Word for word, print each line of the listing below; pictures stay out.
--------------------------------------------------
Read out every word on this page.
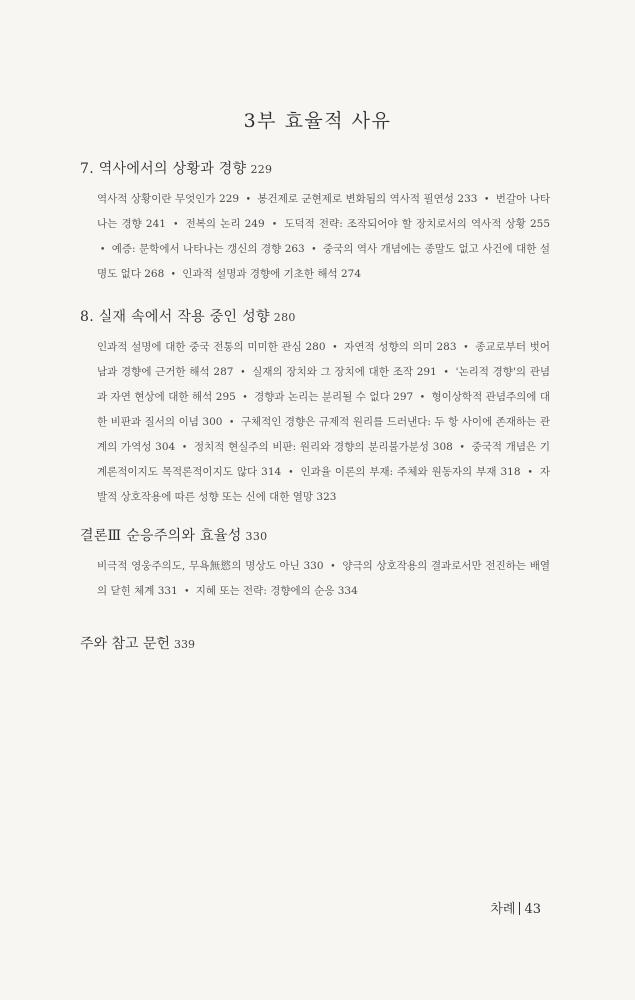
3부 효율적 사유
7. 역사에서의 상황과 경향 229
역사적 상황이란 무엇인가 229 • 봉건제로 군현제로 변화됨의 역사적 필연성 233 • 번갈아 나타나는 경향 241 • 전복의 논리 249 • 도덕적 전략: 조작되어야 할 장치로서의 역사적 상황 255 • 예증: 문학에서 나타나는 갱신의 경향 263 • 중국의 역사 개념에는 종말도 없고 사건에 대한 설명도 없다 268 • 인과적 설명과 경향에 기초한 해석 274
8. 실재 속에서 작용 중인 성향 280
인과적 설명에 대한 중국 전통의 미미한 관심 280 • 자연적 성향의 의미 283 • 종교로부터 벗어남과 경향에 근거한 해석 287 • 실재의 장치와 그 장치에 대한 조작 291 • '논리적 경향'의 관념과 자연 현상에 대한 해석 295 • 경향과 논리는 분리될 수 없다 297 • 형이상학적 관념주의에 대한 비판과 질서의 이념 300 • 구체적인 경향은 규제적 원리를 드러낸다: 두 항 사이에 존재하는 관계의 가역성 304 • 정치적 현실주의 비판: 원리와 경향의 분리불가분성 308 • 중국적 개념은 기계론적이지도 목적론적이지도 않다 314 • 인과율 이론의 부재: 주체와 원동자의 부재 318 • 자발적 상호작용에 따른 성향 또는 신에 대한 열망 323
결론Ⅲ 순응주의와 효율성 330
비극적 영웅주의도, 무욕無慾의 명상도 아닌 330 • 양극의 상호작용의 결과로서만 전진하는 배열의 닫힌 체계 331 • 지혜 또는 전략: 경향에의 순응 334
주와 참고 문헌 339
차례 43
--------------------------------------------------
COMPLETED TASK -
Read out every word on this page.
3부 효율적 사유
7. 역사에서의 상황과 경향 229
역사적 상황이란 무엇인가 229 • 봉건제로 군현제로 변화됨의 역사적 필연성 233 • 번갈아 나타나는 경향 241 • 전복의 논리 249 • 도덕적 전략: 조작되어야 할 장치로서의 역사적 상황 255 • 예증: 문학에서 나타나는 갱신의 경향 263 • 중국의 역사 개념에는 종말도 없고 사건에 대한 설명도 없다 268 • 인과적 설명과 경향에 기초한 해석 274
8. 실재 속에서 작용 중인 성향 280
인과적 설명에 대한 중국 전통의 미미한 관심 280 • 자연적 성향의 의미 283 • 종교로부터 벗어남과 경향에 근거한 해석 287 • 실재의 장치와 그 장치에 대한 조작 291 • '논리적 경향'의 관념과 자연 현상에 대한 해석 295 • 경향과 논리는 분리될 수 없다 297 • 형이상학적 관념주의에 대한 비판과 질서의 이념 300 • 구체적인 경향은 규제적 원리를 드러낸다: 두 항 사이에 존재하는 관계의 가역성 304 • 정치적 현실주의 비판: 원리와 경향의 분리불가분성 308 • 중국적 개념은 기계론적이지도 목적론적이지도 않다 314 • 인과율 이론의 부재: 주체와 원동자의 부재 318 • 자발적 상호작용에 따른 성향 또는 신에 대한 열망 323
결론Ⅲ 순응주의와 효율성 330
비극적 영웅주의도, 무욕無慾의 명상도 아닌 330 • 양극의 상호작용의 결과로서만 전진하는 배열의 닫힌 체계 331 • 지혜 또는 전략: 경향에의 순응 334
주와 참고 문헌 339
차례 43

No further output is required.